◆ DIRECTIONS ◆
Repeat the records word for word, excluding any picture.

------------------------------------------------

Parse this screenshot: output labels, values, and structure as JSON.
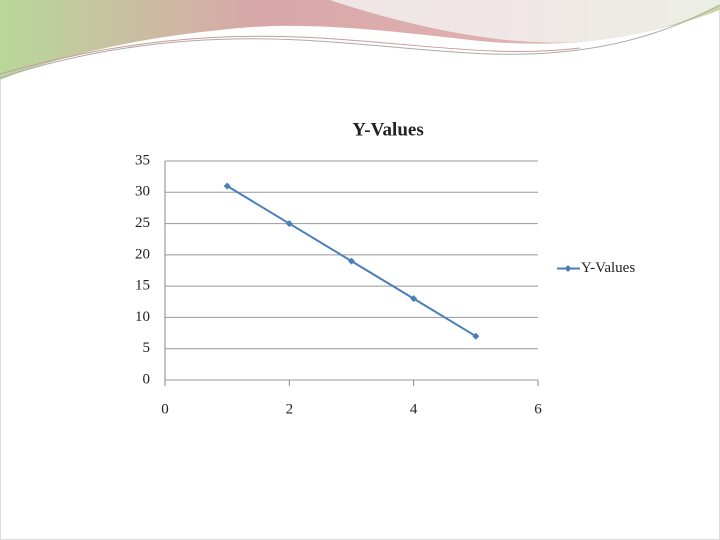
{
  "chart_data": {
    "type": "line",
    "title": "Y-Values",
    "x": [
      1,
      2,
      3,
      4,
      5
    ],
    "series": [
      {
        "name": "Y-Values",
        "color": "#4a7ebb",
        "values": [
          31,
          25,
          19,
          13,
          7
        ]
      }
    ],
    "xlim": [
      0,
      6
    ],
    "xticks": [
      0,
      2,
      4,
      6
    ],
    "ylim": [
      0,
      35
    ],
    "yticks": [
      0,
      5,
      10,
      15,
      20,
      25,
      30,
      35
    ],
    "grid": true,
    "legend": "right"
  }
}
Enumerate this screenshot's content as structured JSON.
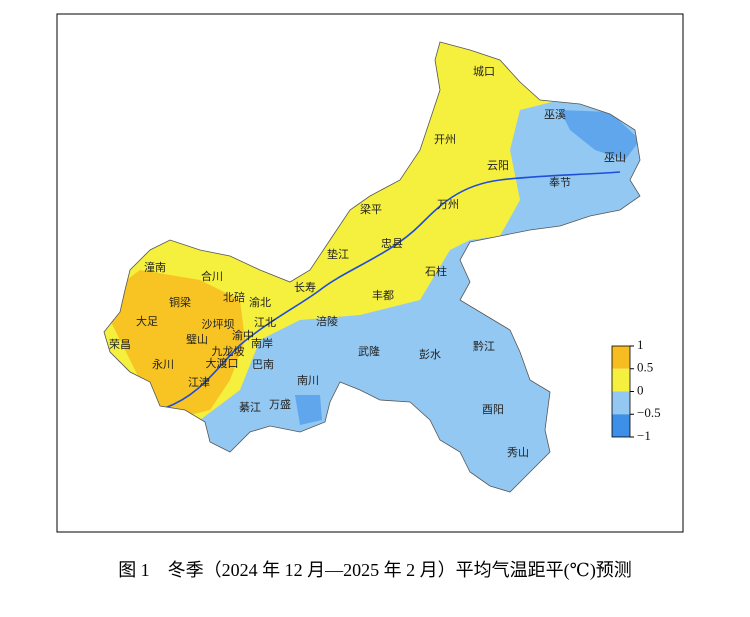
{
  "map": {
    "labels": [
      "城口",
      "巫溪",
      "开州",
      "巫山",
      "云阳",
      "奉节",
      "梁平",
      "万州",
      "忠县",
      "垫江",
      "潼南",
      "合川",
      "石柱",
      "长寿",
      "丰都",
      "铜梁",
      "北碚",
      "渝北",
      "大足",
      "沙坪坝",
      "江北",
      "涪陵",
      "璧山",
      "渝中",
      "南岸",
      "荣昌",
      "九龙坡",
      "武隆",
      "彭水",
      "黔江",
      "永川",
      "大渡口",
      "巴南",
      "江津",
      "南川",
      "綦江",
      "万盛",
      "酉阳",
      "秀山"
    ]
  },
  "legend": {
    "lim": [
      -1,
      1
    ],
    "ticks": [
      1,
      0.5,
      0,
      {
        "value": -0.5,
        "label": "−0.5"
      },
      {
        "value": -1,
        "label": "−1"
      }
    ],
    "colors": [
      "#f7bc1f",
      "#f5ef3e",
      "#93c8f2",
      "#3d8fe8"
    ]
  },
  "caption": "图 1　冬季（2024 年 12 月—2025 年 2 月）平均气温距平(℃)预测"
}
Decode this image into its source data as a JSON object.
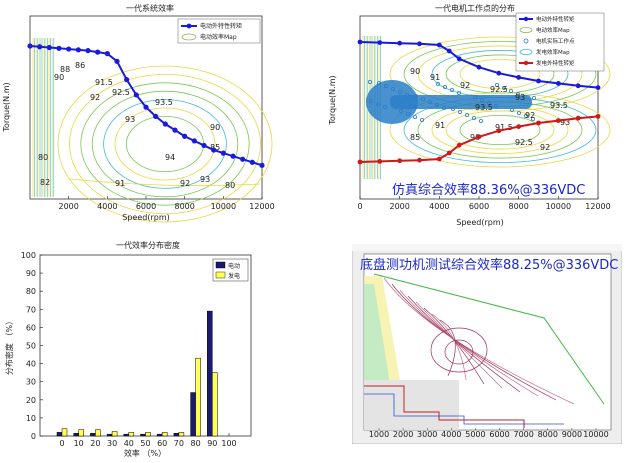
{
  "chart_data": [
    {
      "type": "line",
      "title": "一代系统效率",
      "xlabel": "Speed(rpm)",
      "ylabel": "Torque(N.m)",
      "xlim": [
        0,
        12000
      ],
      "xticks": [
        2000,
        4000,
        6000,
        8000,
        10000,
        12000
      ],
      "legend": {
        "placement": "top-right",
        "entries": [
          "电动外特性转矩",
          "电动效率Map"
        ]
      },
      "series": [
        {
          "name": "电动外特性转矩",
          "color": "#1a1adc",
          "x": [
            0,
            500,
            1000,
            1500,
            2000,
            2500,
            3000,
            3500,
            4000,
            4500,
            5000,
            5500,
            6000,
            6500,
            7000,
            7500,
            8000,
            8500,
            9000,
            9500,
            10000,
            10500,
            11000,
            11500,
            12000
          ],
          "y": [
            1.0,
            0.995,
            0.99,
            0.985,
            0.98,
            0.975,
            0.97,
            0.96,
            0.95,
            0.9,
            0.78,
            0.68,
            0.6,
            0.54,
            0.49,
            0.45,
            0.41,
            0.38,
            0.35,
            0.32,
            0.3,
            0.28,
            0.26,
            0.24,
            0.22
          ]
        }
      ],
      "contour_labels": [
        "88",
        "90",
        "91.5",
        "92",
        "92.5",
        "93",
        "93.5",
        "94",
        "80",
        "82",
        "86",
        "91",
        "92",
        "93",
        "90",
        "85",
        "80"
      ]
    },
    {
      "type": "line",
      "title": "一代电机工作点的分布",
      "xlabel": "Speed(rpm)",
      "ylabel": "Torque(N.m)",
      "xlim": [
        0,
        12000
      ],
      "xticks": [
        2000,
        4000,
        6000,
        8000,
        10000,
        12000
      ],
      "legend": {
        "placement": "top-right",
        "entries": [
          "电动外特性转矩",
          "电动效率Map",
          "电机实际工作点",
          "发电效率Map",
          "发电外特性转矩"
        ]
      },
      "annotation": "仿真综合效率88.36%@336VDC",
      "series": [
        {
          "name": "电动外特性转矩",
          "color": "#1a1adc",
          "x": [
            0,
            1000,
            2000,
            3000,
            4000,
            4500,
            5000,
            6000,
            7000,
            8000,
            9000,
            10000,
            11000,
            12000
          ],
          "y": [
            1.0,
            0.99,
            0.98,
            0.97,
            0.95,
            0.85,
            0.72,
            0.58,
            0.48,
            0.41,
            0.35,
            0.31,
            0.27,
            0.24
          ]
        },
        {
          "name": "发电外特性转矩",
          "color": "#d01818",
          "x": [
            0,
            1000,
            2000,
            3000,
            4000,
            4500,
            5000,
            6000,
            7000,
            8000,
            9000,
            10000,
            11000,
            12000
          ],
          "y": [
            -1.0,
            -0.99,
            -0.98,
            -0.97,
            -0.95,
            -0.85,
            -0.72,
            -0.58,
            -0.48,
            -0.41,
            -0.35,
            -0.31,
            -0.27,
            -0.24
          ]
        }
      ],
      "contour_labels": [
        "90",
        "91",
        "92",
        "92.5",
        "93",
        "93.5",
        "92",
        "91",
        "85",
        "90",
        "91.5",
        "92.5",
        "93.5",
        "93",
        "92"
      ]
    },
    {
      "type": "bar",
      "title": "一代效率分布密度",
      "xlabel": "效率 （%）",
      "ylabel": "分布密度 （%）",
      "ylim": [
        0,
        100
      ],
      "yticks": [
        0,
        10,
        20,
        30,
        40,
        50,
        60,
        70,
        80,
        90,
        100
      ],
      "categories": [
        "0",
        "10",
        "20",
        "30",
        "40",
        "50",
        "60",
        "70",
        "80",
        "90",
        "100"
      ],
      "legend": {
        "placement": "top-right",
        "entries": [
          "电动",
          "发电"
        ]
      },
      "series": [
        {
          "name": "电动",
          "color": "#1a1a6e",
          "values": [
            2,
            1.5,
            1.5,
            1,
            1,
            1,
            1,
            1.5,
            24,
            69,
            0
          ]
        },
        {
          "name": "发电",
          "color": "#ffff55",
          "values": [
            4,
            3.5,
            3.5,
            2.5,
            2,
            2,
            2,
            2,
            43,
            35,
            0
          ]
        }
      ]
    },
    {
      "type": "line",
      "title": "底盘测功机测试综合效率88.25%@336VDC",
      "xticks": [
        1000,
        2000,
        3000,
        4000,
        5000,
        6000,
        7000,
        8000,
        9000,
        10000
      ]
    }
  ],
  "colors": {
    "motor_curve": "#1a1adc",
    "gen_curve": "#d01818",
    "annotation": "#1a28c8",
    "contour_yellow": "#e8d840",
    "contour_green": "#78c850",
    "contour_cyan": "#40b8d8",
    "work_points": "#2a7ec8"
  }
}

------------------------------------------------

◆ RESPONSE TO THE EXERCISE ◆
Parse this screenshot: output labels, values, and structure as JSON.
{
  "chart_data": {
    "type": "line",
    "title": "Y-Values",
    "x": [
      1,
      2,
      3,
      4,
      5
    ],
    "series": [
      {
        "name": "Y-Values",
        "color": "#4a7ebb",
        "values": [
          31,
          25,
          19,
          13,
          7
        ]
      }
    ],
    "xlim": [
      0,
      6
    ],
    "xticks": [
      0,
      2,
      4,
      6
    ],
    "ylim": [
      0,
      35
    ],
    "yticks": [
      0,
      5,
      10,
      15,
      20,
      25,
      30,
      35
    ],
    "grid": true,
    "legend": "right"
  }
}
Enumerate this screenshot's content as structured JSON.
{
  "map": {
    "labels": [
      "城口",
      "巫溪",
      "开州",
      "巫山",
      "云阳",
      "奉节",
      "梁平",
      "万州",
      "忠县",
      "垫江",
      "潼南",
      "合川",
      "石柱",
      "长寿",
      "丰都",
      "铜梁",
      "北碚",
      "渝北",
      "大足",
      "沙坪坝",
      "江北",
      "涪陵",
      "璧山",
      "渝中",
      "南岸",
      "荣昌",
      "九龙坡",
      "武隆",
      "彭水",
      "黔江",
      "永川",
      "大渡口",
      "巴南",
      "江津",
      "南川",
      "綦江",
      "万盛",
      "酉阳",
      "秀山"
    ]
  },
  "legend": {
    "lim": [
      -1,
      1
    ],
    "ticks": [
      1,
      0.5,
      0,
      {
        "value": -0.5,
        "label": "−0.5"
      },
      {
        "value": -1,
        "label": "−1"
      }
    ],
    "colors": [
      "#f7bc1f",
      "#f5ef3e",
      "#93c8f2",
      "#3d8fe8"
    ]
  },
  "caption": "图 1　冬季（2024 年 12 月—2025 年 2 月）平均气温距平(℃)预测"
}
Decode this image into its source data as a JSON object.
{
  "chart_data": [
    {
      "type": "line",
      "title": "一代系统效率",
      "xlabel": "Speed(rpm)",
      "ylabel": "Torque(N.m)",
      "xlim": [
        0,
        12000
      ],
      "xticks": [
        2000,
        4000,
        6000,
        8000,
        10000,
        12000
      ],
      "legend": {
        "placement": "top-right",
        "entries": [
          "电动外特性转矩",
          "电动效率Map"
        ]
      },
      "series": [
        {
          "name": "电动外特性转矩",
          "color": "#1a1adc",
          "x": [
            0,
            500,
            1000,
            1500,
            2000,
            2500,
            3000,
            3500,
            4000,
            4500,
            5000,
            5500,
            6000,
            6500,
            7000,
            7500,
            8000,
            8500,
            9000,
            9500,
            10000,
            10500,
            11000,
            11500,
            12000
          ],
          "y": [
            1.0,
            0.995,
            0.99,
            0.985,
            0.98,
            0.975,
            0.97,
            0.96,
            0.95,
            0.9,
            0.78,
            0.68,
            0.6,
            0.54,
            0.49,
            0.45,
            0.41,
            0.38,
            0.35,
            0.32,
            0.3,
            0.28,
            0.26,
            0.24,
            0.22
          ]
        }
      ],
      "contour_labels": [
        "88",
        "90",
        "91.5",
        "92",
        "92.5",
        "93",
        "93.5",
        "94",
        "80",
        "82",
        "86",
        "91",
        "92",
        "93",
        "90",
        "85",
        "80"
      ]
    },
    {
      "type": "line",
      "title": "一代电机工作点的分布",
      "xlabel": "Speed(rpm)",
      "ylabel": "Torque(N.m)",
      "xlim": [
        0,
        12000
      ],
      "xticks": [
        2000,
        4000,
        6000,
        8000,
        10000,
        12000
      ],
      "legend": {
        "placement": "top-right",
        "entries": [
          "电动外特性转矩",
          "电动效率Map",
          "电机实际工作点",
          "发电效率Map",
          "发电外特性转矩"
        ]
      },
      "annotation": "仿真综合效率88.36%@336VDC",
      "series": [
        {
          "name": "电动外特性转矩",
          "color": "#1a1adc",
          "x": [
            0,
            1000,
            2000,
            3000,
            4000,
            4500,
            5000,
            6000,
            7000,
            8000,
            9000,
            10000,
            11000,
            12000
          ],
          "y": [
            1.0,
            0.99,
            0.98,
            0.97,
            0.95,
            0.85,
            0.72,
            0.58,
            0.48,
            0.41,
            0.35,
            0.31,
            0.27,
            0.24
          ]
        },
        {
          "name": "发电外特性转矩",
          "color": "#d01818",
          "x": [
            0,
            1000,
            2000,
            3000,
            4000,
            4500,
            5000,
            6000,
            7000,
            8000,
            9000,
            10000,
            11000,
            12000
          ],
          "y": [
            -1.0,
            -0.99,
            -0.98,
            -0.97,
            -0.95,
            -0.85,
            -0.72,
            -0.58,
            -0.48,
            -0.41,
            -0.35,
            -0.31,
            -0.27,
            -0.24
          ]
        }
      ],
      "contour_labels": [
        "90",
        "91",
        "92",
        "92.5",
        "93",
        "93.5",
        "92",
        "91",
        "85",
        "90",
        "91.5",
        "92.5",
        "93.5",
        "93",
        "92"
      ]
    },
    {
      "type": "bar",
      "title": "一代效率分布密度",
      "xlabel": "效率 （%）",
      "ylabel": "分布密度 （%）",
      "ylim": [
        0,
        100
      ],
      "yticks": [
        0,
        10,
        20,
        30,
        40,
        50,
        60,
        70,
        80,
        90,
        100
      ],
      "categories": [
        "0",
        "10",
        "20",
        "30",
        "40",
        "50",
        "60",
        "70",
        "80",
        "90",
        "100"
      ],
      "legend": {
        "placement": "top-right",
        "entries": [
          "电动",
          "发电"
        ]
      },
      "series": [
        {
          "name": "电动",
          "color": "#1a1a6e",
          "values": [
            2,
            1.5,
            1.5,
            1,
            1,
            1,
            1,
            1.5,
            24,
            69,
            0
          ]
        },
        {
          "name": "发电",
          "color": "#ffff55",
          "values": [
            4,
            3.5,
            3.5,
            2.5,
            2,
            2,
            2,
            2,
            43,
            35,
            0
          ]
        }
      ]
    },
    {
      "type": "line",
      "title": "底盘测功机测试综合效率88.25%@336VDC",
      "xticks": [
        1000,
        2000,
        3000,
        4000,
        5000,
        6000,
        7000,
        8000,
        9000,
        10000
      ]
    }
  ],
  "colors": {
    "motor_curve": "#1a1adc",
    "gen_curve": "#d01818",
    "annotation": "#1a28c8",
    "contour_yellow": "#e8d840",
    "contour_green": "#78c850",
    "contour_cyan": "#40b8d8",
    "work_points": "#2a7ec8"
  }
}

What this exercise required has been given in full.